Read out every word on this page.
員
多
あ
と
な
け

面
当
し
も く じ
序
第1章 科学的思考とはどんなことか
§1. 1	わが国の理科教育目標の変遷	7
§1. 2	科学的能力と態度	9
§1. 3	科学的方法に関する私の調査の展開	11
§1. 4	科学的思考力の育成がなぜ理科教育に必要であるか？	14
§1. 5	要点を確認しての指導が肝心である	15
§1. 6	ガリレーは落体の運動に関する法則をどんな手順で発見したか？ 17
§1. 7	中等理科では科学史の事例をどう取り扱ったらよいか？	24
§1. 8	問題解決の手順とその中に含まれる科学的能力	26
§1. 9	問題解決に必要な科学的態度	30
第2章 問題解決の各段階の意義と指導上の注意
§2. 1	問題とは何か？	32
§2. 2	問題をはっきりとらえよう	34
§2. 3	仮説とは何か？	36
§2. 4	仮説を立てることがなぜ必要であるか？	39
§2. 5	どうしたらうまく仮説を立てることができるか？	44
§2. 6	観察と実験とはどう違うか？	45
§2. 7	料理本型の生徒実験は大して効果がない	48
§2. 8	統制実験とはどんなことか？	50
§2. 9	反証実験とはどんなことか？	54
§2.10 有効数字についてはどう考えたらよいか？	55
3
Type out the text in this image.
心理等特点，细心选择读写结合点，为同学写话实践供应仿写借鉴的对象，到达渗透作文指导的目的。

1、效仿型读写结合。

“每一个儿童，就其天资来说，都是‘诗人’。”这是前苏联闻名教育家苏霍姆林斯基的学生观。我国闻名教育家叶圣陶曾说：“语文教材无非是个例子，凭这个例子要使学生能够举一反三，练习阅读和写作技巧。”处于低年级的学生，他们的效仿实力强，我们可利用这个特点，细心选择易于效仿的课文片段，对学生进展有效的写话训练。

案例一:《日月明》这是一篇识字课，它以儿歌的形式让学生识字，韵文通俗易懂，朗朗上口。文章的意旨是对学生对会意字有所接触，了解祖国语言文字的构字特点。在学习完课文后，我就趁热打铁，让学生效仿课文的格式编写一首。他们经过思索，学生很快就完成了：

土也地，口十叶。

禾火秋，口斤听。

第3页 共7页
..........
● **WHAT THE TASK ASKS**:
Write out every record verbatim.

● **TASK OUTPUT**:
Read out every word on this page.
員
多
あ
と
な
け

面
当
し
も く じ
序
第1章 科学的思考とはどんなことか
§1. 1	わが国の理科教育目標の変遷	7
§1. 2	科学的能力と態度	9
§1. 3	科学的方法に関する私の調査の展開	11
§1. 4	科学的思考力の育成がなぜ理科教育に必要であるか？	14
§1. 5	要点を確認しての指導が肝心である	15
§1. 6	ガリレーは落体の運動に関する法則をどんな手順で発見したか？ 17
§1. 7	中等理科では科学史の事例をどう取り扱ったらよいか？	24
§1. 8	問題解決の手順とその中に含まれる科学的能力	26
§1. 9	問題解決に必要な科学的態度	30
第2章 問題解決の各段階の意義と指導上の注意
§2. 1	問題とは何か？	32
§2. 2	問題をはっきりとらえよう	34
§2. 3	仮説とは何か？	36
§2. 4	仮説を立てることがなぜ必要であるか？	39
§2. 5	どうしたらうまく仮説を立てることができるか？	44
§2. 6	観察と実験とはどう違うか？	45
§2. 7	料理本型の生徒実験は大して効果がない	48
§2. 8	統制実験とはどんなことか？	50
§2. 9	反証実験とはどんなことか？	54
§2.10 有効数字についてはどう考えたらよいか？	55
3
Type out the text in this image.
心理等特点，细心选择读写结合点，为同学写话实践供应仿写借鉴的对象，到达渗透作文指导的目的。

1、效仿型读写结合。

“每一个儿童，就其天资来说，都是‘诗人’。”这是前苏联闻名教育家苏霍姆林斯基的学生观。我国闻名教育家叶圣陶曾说：“语文教材无非是个例子，凭这个例子要使学生能够举一反三，练习阅读和写作技巧。”处于低年级的学生，他们的效仿实力强，我们可利用这个特点，细心选择易于效仿的课文片段，对学生进展有效的写话训练。

案例一:《日月明》这是一篇识字课，它以儿歌的形式让学生识字，韵文通俗易懂，朗朗上口。文章的意旨是对学生对会意字有所接触，了解祖国语言文字的构字特点。在学习完课文后，我就趁热打铁，让学生效仿课文的格式编写一首。他们经过思索，学生很快就完成了：

土也地，口十叶。

禾火秋，口斤听。

第3页 共7页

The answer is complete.